Rows from a layout dataset:

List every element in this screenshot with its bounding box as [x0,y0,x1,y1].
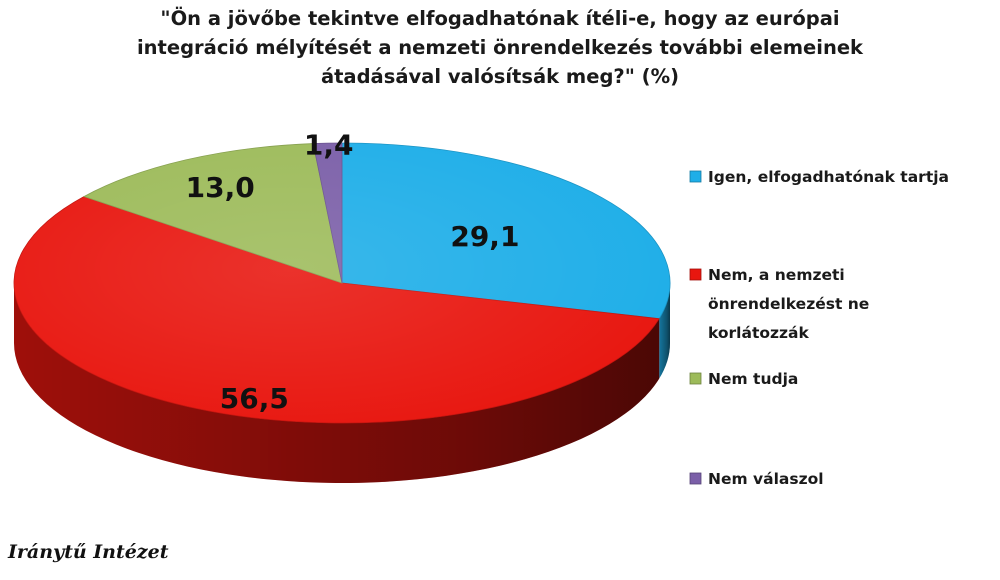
data-label-0: 29,1 [450,220,519,253]
pie-top-shine [14,143,670,423]
chart-title: "Ön a jövőbe tekintve elfogadhatónak íté… [136,7,864,88]
legend-label-0-0: Igen, elfogadhatónak tartja [708,168,949,186]
pie-side-shade-0-0 [659,283,670,379]
source-label: Iránytű Intézet [8,541,169,563]
data-label-3: 1,4 [304,128,354,161]
data-label-2: 13,0 [186,171,255,204]
legend-swatch-2 [689,372,702,385]
legend-label-3-0: Nem válaszol [708,470,824,488]
legend-swatch-0 [689,170,702,183]
legend-label-2-0: Nem tudja [708,370,798,388]
data-label-1: 56,5 [220,382,289,415]
legend-label-1-0: Nem, a nemzeti [708,266,845,284]
legend-swatch-1 [689,268,702,281]
legend-label-1-2: korlátozzák [708,324,810,342]
legend-label-1-1: önrendelkezést ne [708,295,869,313]
legend-swatch-3 [689,472,702,485]
pie-side-shade-1-0 [14,283,660,483]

# Work to complete:
Reproduce every line of the records above without changing anything, but leave out the pictures.

# Result:
List every element in this screenshot with its bounding box as [x0,y0,x1,y1].
data-label-0: 29,1 [450,220,519,253]
pie-top-shine [14,143,670,423]
chart-title: "Ön a jövőbe tekintve elfogadhatónak íté… [136,7,864,88]
legend-label-0-0: Igen, elfogadhatónak tartja [708,168,949,186]
pie-side-shade-0-0 [659,283,670,379]
source-label: Iránytű Intézet [8,541,169,563]
data-label-3: 1,4 [304,128,354,161]
data-label-2: 13,0 [186,171,255,204]
legend-swatch-2 [689,372,702,385]
legend-label-3-0: Nem válaszol [708,470,824,488]
legend-swatch-0 [689,170,702,183]
legend-label-2-0: Nem tudja [708,370,798,388]
data-label-1: 56,5 [220,382,289,415]
legend-label-1-0: Nem, a nemzeti [708,266,845,284]
legend-swatch-1 [689,268,702,281]
legend-label-1-2: korlátozzák [708,324,810,342]
legend-label-1-1: önrendelkezést ne [708,295,869,313]
legend-swatch-3 [689,472,702,485]
pie-side-shade-1-0 [14,283,660,483]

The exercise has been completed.